### [TEXTO FORNECIDO]

______

Humor
O Homem Trocado
Luis Fernando Veríssimo é um escritor gaúcho reconhecido por suas famosas crônicas. Normalmente se utilizando do humor, seus textos curtos trazem histórias que versam sobre o cotidiano e as relações humanas.
Crônica engraçada de Luis Fernando Veríssimo comentada:
O homem acorda da anestesia e olha em volta. Ainda está na sala de recuperação. Há uma enfermeira do seu lado. Ele pergunta se foi tudo bem.
– Tudo perfeito - diz a enfermeira, sorrindo.
– Eu estava com medo desta operação...
– Por quê? Não havia risco nenhum.
– Comigo, sempre há risco. Minha vida tem sido uma série de enganos... E conta que os enganos começaram com seu nascimento.
Houve uma troca de bebês no berçário e ele foi criado até os dez anos por um casal de orientais, que nunca entenderam o fato de terem um filho claro com olhos redondos. Descoberto o erro, ele fora viver com seus verdadeiros pais. Ou com sua verdadeira mãe, pois o pai abandonara a mulher depois que esta não soubera explicar o nascimento de um bebê chinês.
– E o meu nome? Outro engano.
– Seu nome não é Lírio?
– Era para ser Lauro. Se enganaram no cartório e... Os enganos se sucediam.
Na escola, vivia recebendo castigo pelo que não fazia. Fizera o vestibular com sucesso, mas não conseguira entrar na universidade. O computador se enganara, seu nome não apareceu na lista.
– Há anos que a minha conta do telefone vem com cifras incríveis. No mês passado tive que pagar mais de R$ 3 mil.
– O senhor não faz chamadas interurbanas?
– Eu não tenho telefone!
Conhecera sua mulher por engano. Ela o confundira com outro. Não foram felizes.
– Por quê?
– Ela me enganava.

______

### [DADOS DO EXERCÍCIO]
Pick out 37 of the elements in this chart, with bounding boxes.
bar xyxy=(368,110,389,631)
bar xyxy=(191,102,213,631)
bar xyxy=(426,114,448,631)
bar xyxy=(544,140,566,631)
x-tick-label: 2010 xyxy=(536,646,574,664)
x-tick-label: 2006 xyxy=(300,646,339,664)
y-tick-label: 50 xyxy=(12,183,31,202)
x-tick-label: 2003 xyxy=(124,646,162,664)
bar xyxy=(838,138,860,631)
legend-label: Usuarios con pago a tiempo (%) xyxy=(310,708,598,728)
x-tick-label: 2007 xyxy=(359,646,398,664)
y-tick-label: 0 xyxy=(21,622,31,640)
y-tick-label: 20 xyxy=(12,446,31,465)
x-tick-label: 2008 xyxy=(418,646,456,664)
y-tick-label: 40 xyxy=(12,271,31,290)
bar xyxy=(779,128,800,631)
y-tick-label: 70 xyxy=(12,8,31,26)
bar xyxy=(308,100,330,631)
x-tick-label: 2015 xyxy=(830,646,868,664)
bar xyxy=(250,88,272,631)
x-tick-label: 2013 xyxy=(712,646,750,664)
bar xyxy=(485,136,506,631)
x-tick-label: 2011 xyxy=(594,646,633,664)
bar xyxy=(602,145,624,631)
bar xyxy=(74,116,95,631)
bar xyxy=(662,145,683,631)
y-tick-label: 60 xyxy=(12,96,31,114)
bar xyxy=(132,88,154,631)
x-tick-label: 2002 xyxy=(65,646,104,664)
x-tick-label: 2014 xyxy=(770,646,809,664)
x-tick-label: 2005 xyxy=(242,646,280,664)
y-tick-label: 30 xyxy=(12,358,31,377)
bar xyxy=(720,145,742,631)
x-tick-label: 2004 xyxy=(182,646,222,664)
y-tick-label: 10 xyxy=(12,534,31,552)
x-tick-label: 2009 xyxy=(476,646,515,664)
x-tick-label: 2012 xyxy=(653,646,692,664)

______

### [OBJETIVO DA TAREFA]
Devolva, sem nenhuma alteração, o trecho da crônica "O Homem Trocado" que se inicia pelas palavras que contêm "Na escola, vivia" e termina em "faz chamadas interurbanas?". Baseie-se apenas na crônica para resolver.

### [RESULTADO DO EXERCÍCIO]
Na escola, vivia recebendo castigo pelo que não fazia. Fizera o vestibular com sucesso, mas não conseguira entrar na universidade. O computador se enganara, seu nome não apareceu na lista.
– Há anos que a minha conta do telefone vem com cifras incríveis. No mês passado tive que pagar mais de R$ 3 mil.
– O senhor não faz chamadas interurbanas?